======== Source data

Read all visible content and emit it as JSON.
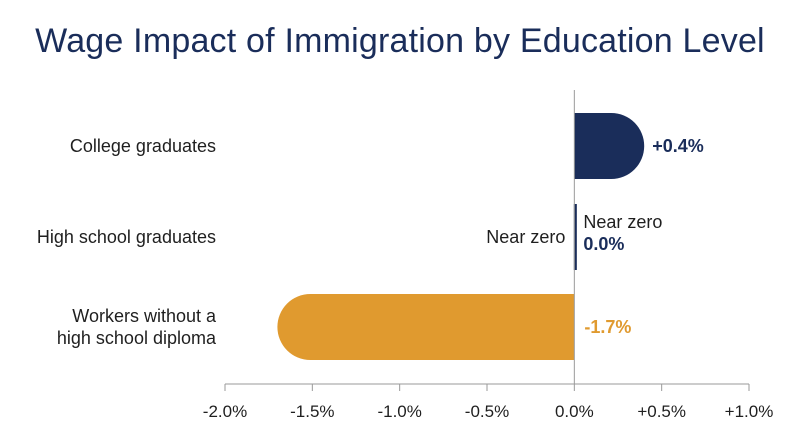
{
  "chart_data": {
    "type": "bar",
    "orientation": "horizontal",
    "title": "Wage Impact of Immigration by Education Level",
    "xlabel": "",
    "ylabel": "",
    "xlim": [
      -2.0,
      1.0
    ],
    "ticks": [
      -2.0,
      -1.5,
      -1.0,
      -0.5,
      0.0,
      0.5,
      1.0
    ],
    "tick_labels": [
      "-2.0%",
      "-1.5%",
      "-1.0%",
      "-0.5%",
      "0.0%",
      "+0.5%",
      "+1.0%"
    ],
    "grid": false,
    "categories": [
      {
        "label_lines": [
          "College graduates"
        ],
        "value": 0.4,
        "value_label": "+0.4%",
        "color": "#1a2d5a"
      },
      {
        "label_lines": [
          "High school graduates"
        ],
        "value": 0.0,
        "value_label": "0.0%",
        "value_note": "Near zero",
        "left_note": "Near zero",
        "color": "#1a2d5a"
      },
      {
        "label_lines": [
          "Workers without a",
          "high school diploma"
        ],
        "value": -1.7,
        "value_label": "-1.7%",
        "color": "#e09a2f"
      }
    ]
  }
}
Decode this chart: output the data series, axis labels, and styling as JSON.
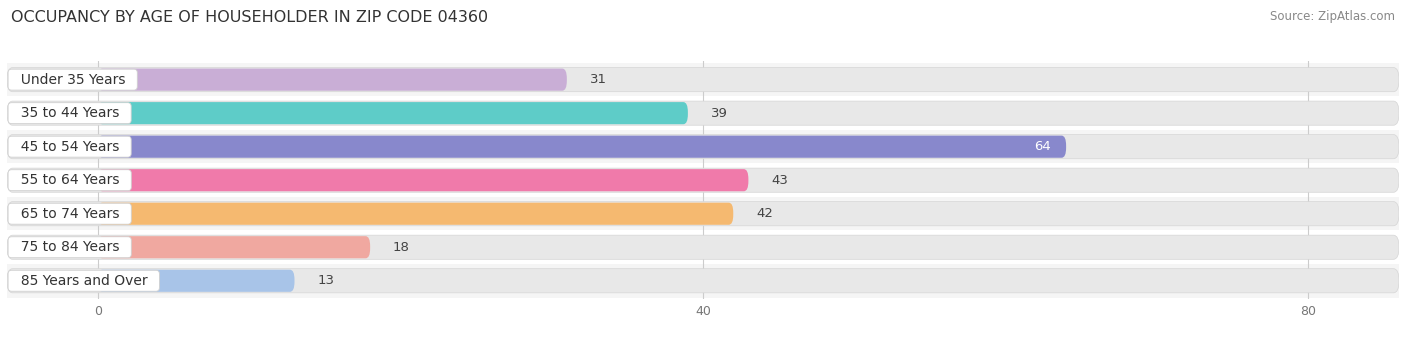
{
  "title": "OCCUPANCY BY AGE OF HOUSEHOLDER IN ZIP CODE 04360",
  "source": "Source: ZipAtlas.com",
  "categories": [
    "Under 35 Years",
    "35 to 44 Years",
    "45 to 54 Years",
    "55 to 64 Years",
    "65 to 74 Years",
    "75 to 84 Years",
    "85 Years and Over"
  ],
  "values": [
    31,
    39,
    64,
    43,
    42,
    18,
    13
  ],
  "bar_colors": [
    "#c9aed6",
    "#5eccc8",
    "#8888cc",
    "#f07aaa",
    "#f5b970",
    "#f0a8a0",
    "#a8c4e8"
  ],
  "xlim_left": -6,
  "xlim_right": 86,
  "xticks": [
    0,
    40,
    80
  ],
  "bar_height": 0.72,
  "background_color": "#ffffff",
  "bar_bg_color": "#e8e8e8",
  "row_bg_color": "#f5f5f5",
  "title_fontsize": 11.5,
  "label_fontsize": 10,
  "value_fontsize": 9.5,
  "tick_fontsize": 9,
  "value_inside_threshold": 60
}
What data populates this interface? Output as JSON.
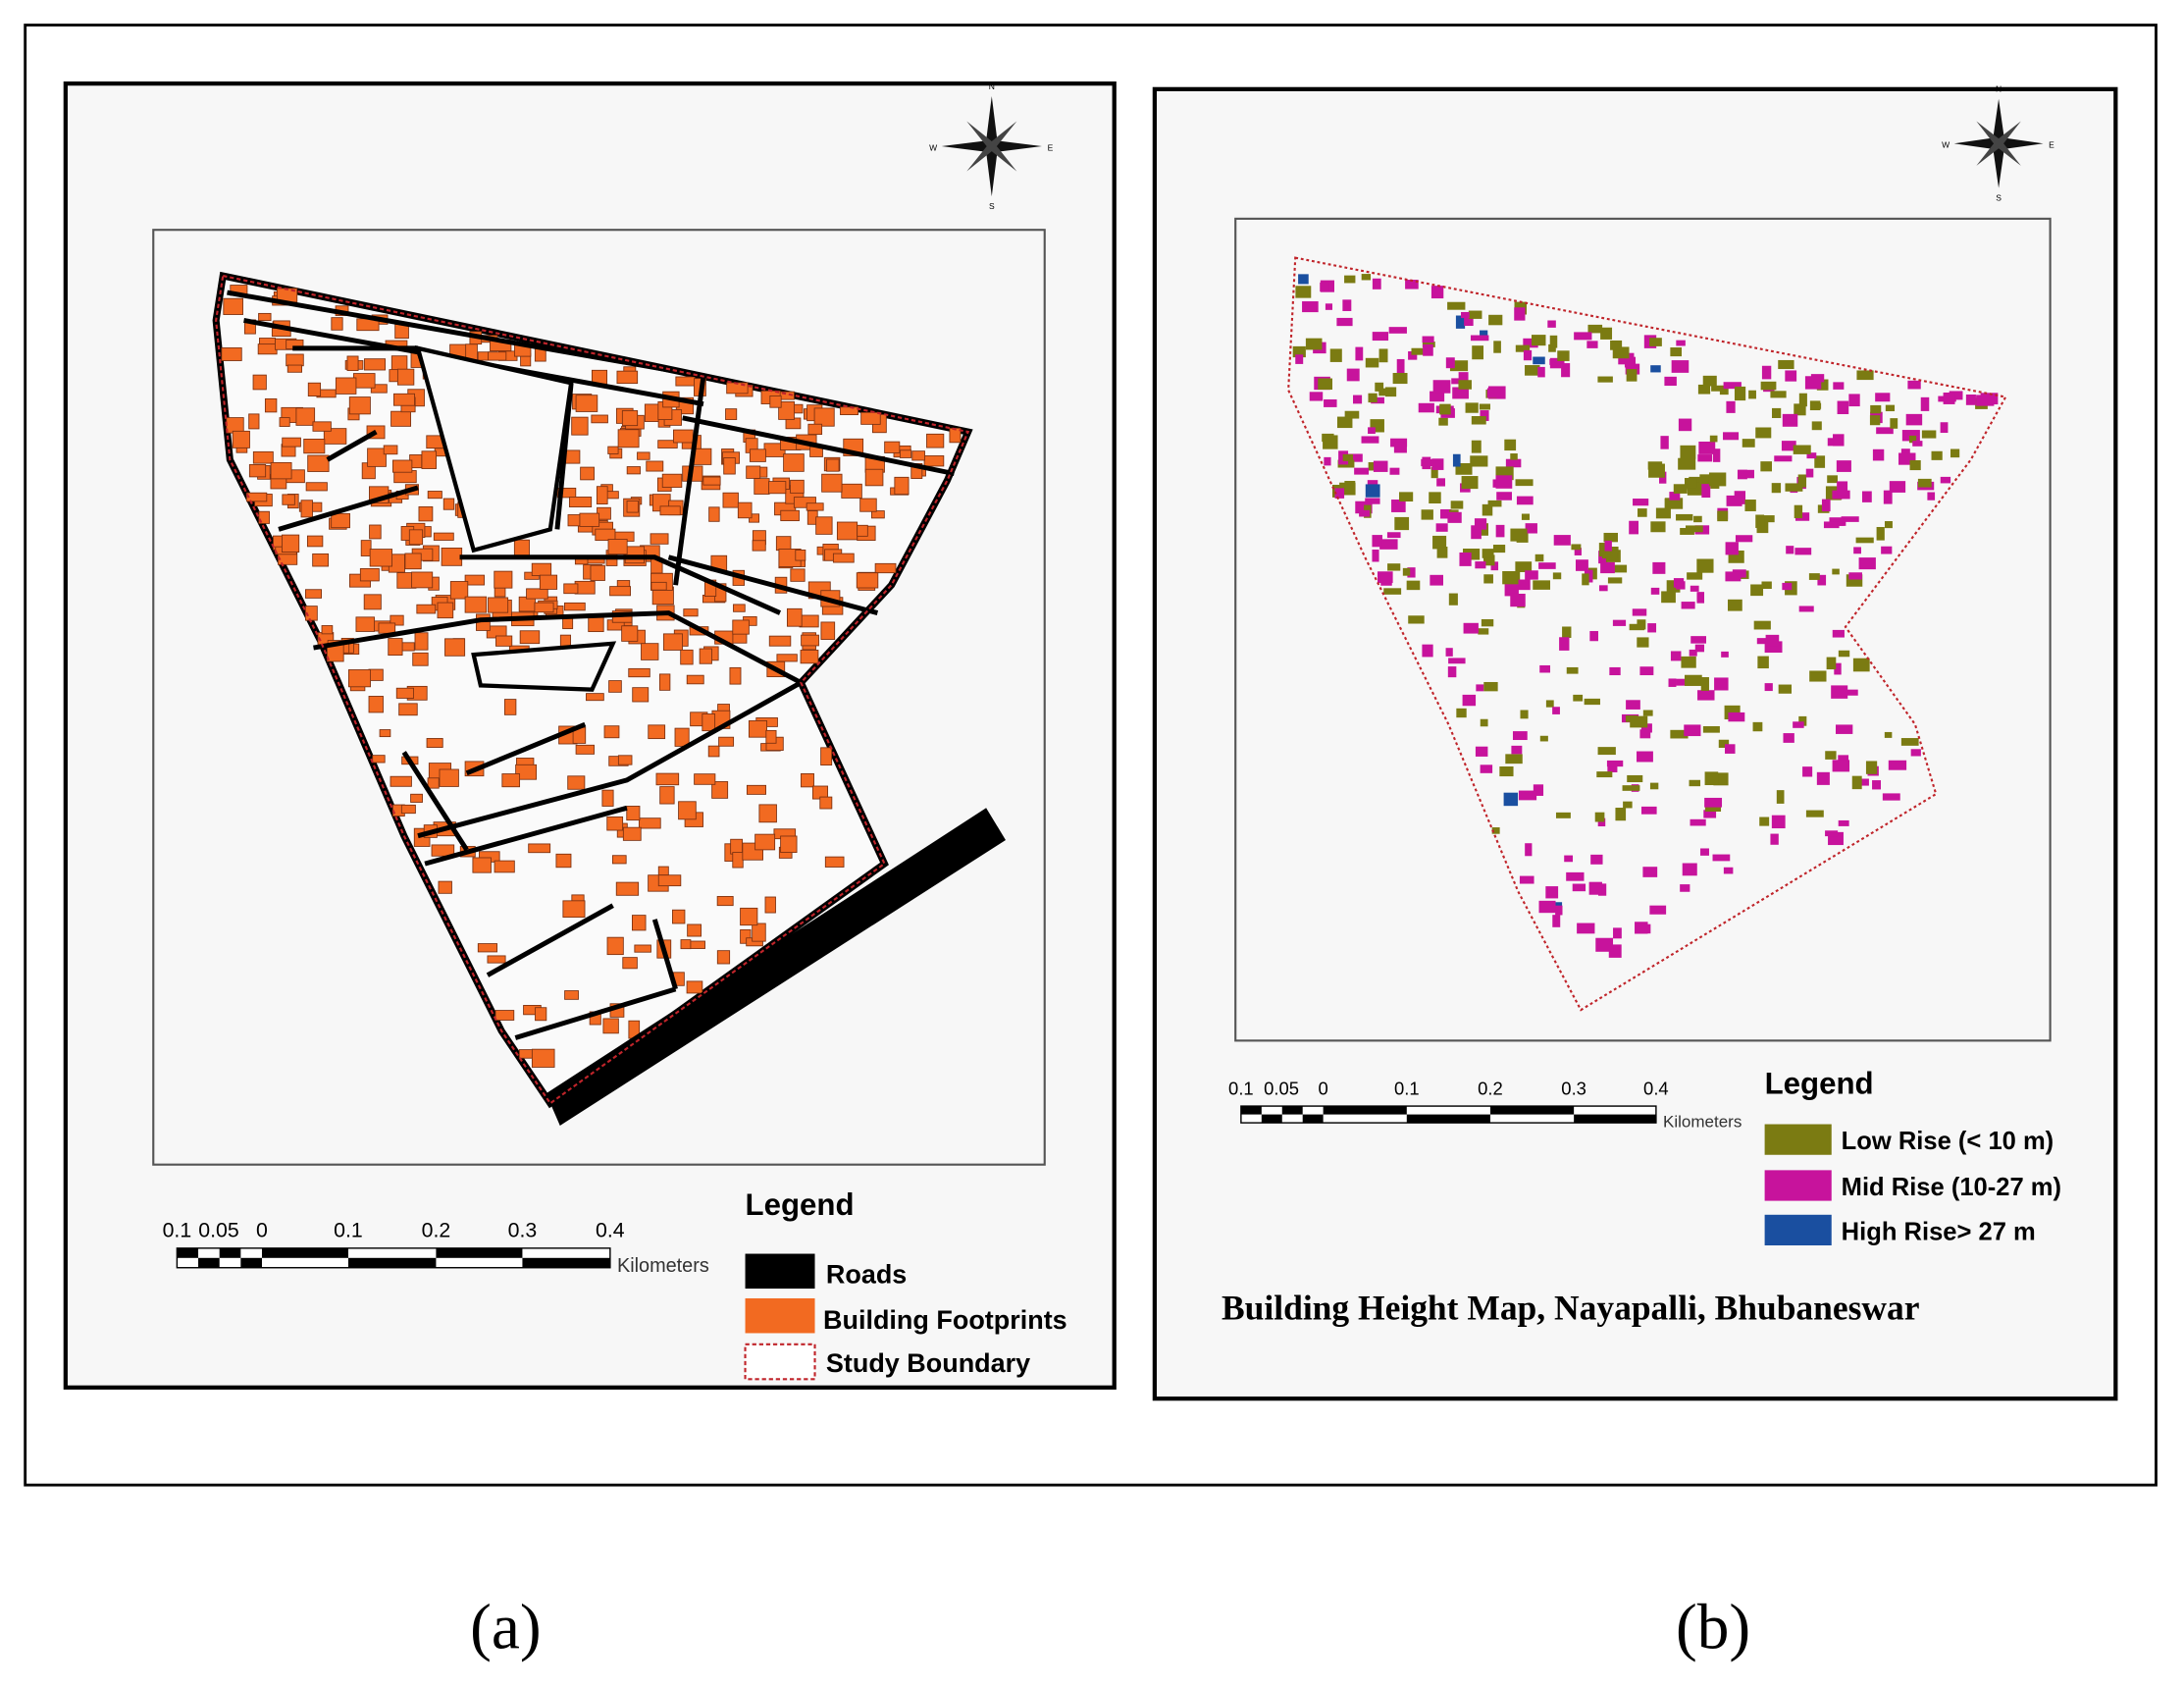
{
  "panels": [
    {
      "label": "(a)",
      "compass": [
        "N",
        "S",
        "E",
        "W"
      ],
      "scale_bar": {
        "ticks": [
          "0.1",
          "0.05",
          "0",
          "0.1",
          "0.2",
          "0.3",
          "0.4"
        ],
        "unit": "Kilometers"
      },
      "legend": {
        "title": "Legend",
        "items": [
          "Roads",
          "Building Footprints",
          "Study Boundary"
        ]
      }
    },
    {
      "label": "(b)",
      "compass": [
        "N",
        "S",
        "E",
        "W"
      ],
      "title": "Building Height Map, Nayapalli, Bhubaneswar",
      "scale_bar": {
        "ticks": [
          "0.1",
          "0.05",
          "0",
          "0.1",
          "0.2",
          "0.3",
          "0.4"
        ],
        "unit": "Kilometers"
      },
      "legend": {
        "title": "Legend",
        "items": [
          "Low Rise (< 10 m)",
          "Mid Rise (10-27 m)",
          "High Rise> 27 m"
        ]
      }
    }
  ]
}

================

• Instruction: Lines that hold "Rise" are the ones to copy; find all of them.

• Task result:
          "Low Rise (< 10 m)",
          "Mid Rise (10-27 m)",
          "High Rise> 27 m"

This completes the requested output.